AIM: Without including any pictures, write out all the entries exactly.
┌────────
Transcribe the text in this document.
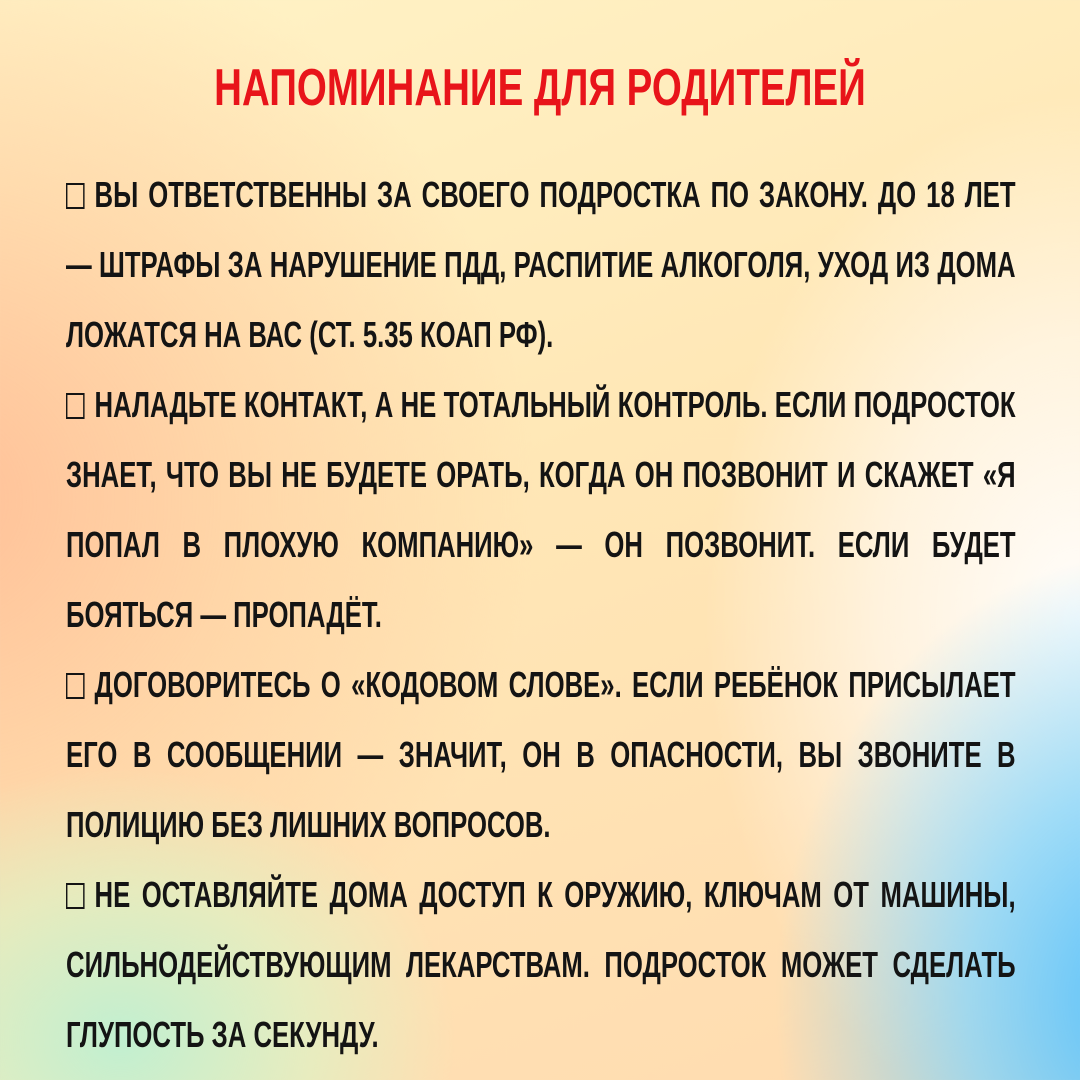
НАПОМИНАНИЕ ДЛЯ РОДИТЕЛЕЙ

ВЫ ОТВЕТСТВЕННЫ ЗА СВОЕГО ПОДРОСТКА ПО ЗАКОНУ. ДО 18 ЛЕТ — ШТРАФЫ ЗА НАРУШЕНИЕ ПДД, РАСПИТИЕ АЛКОГОЛЯ, УХОД ИЗ ДОМА ЛОЖАТСЯ НА ВАС (СТ. 5.35 КОАП РФ).

НАЛАДЬТЕ КОНТАКТ, А НЕ ТОТАЛЬНЫЙ КОНТРОЛЬ. ЕСЛИ ПОДРОСТОК ЗНАЕТ, ЧТО ВЫ НЕ БУДЕТЕ ОРАТЬ, КОГДА ОН ПОЗВОНИТ И СКАЖЕТ «Я ПОПАЛ В ПЛОХУЮ КОМПАНИЮ» — ОН ПОЗВОНИТ. ЕСЛИ БУДЕТ БОЯТЬСЯ — ПРОПАДЁТ.

ДОГОВОРИТЕСЬ О «КОДОВОМ СЛОВЕ». ЕСЛИ РЕБЁНОК ПРИСЫЛАЕТ ЕГО В СООБЩЕНИИ — ЗНАЧИТ, ОН В ОПАСНОСТИ, ВЫ ЗВОНИТЕ В ПОЛИЦИЮ БЕЗ ЛИШНИХ ВОПРОСОВ.

НЕ ОСТАВЛЯЙТЕ ДОМА ДОСТУП К ОРУЖИЮ, КЛЮЧАМ ОТ МАШИНЫ, СИЛЬНОДЕЙСТВУЮЩИМ ЛЕКАРСТВАМ. ПОДРОСТОК МОЖЕТ СДЕЛАТЬ ГЛУПОСТЬ ЗА СЕКУНДУ.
└────────
THE RESPONSE:
Transcribe the text in this document.
НАПОМИНАНИЕ ДЛЯ РОДИТЕЛЕЙ

ВЫ ОТВЕТСТВЕННЫ ЗА СВОЕГО ПОДРОСТКА ПО ЗАКОНУ. ДО 18 ЛЕТ — ШТРАФЫ ЗА НАРУШЕНИЕ ПДД, РАСПИТИЕ АЛКОГОЛЯ, УХОД ИЗ ДОМА ЛОЖАТСЯ НА ВАС (СТ. 5.35 КОАП РФ).

НАЛАДЬТЕ КОНТАКТ, А НЕ ТОТАЛЬНЫЙ КОНТРОЛЬ. ЕСЛИ ПОДРОСТОК ЗНАЕТ, ЧТО ВЫ НЕ БУДЕТЕ ОРАТЬ, КОГДА ОН ПОЗВОНИТ И СКАЖЕТ «Я ПОПАЛ В ПЛОХУЮ КОМПАНИЮ» — ОН ПОЗВОНИТ. ЕСЛИ БУДЕТ БОЯТЬСЯ — ПРОПАДЁТ.

ДОГОВОРИТЕСЬ О «КОДОВОМ СЛОВЕ». ЕСЛИ РЕБЁНОК ПРИСЫЛАЕТ ЕГО В СООБЩЕНИИ — ЗНАЧИТ, ОН В ОПАСНОСТИ, ВЫ ЗВОНИТЕ В ПОЛИЦИЮ БЕЗ ЛИШНИХ ВОПРОСОВ.

НЕ ОСТАВЛЯЙТЕ ДОМА ДОСТУП К ОРУЖИЮ, КЛЮЧАМ ОТ МАШИНЫ, СИЛЬНОДЕЙСТВУЮЩИМ ЛЕКАРСТВАМ. ПОДРОСТОК МОЖЕТ СДЕЛАТЬ ГЛУПОСТЬ ЗА СЕКУНДУ.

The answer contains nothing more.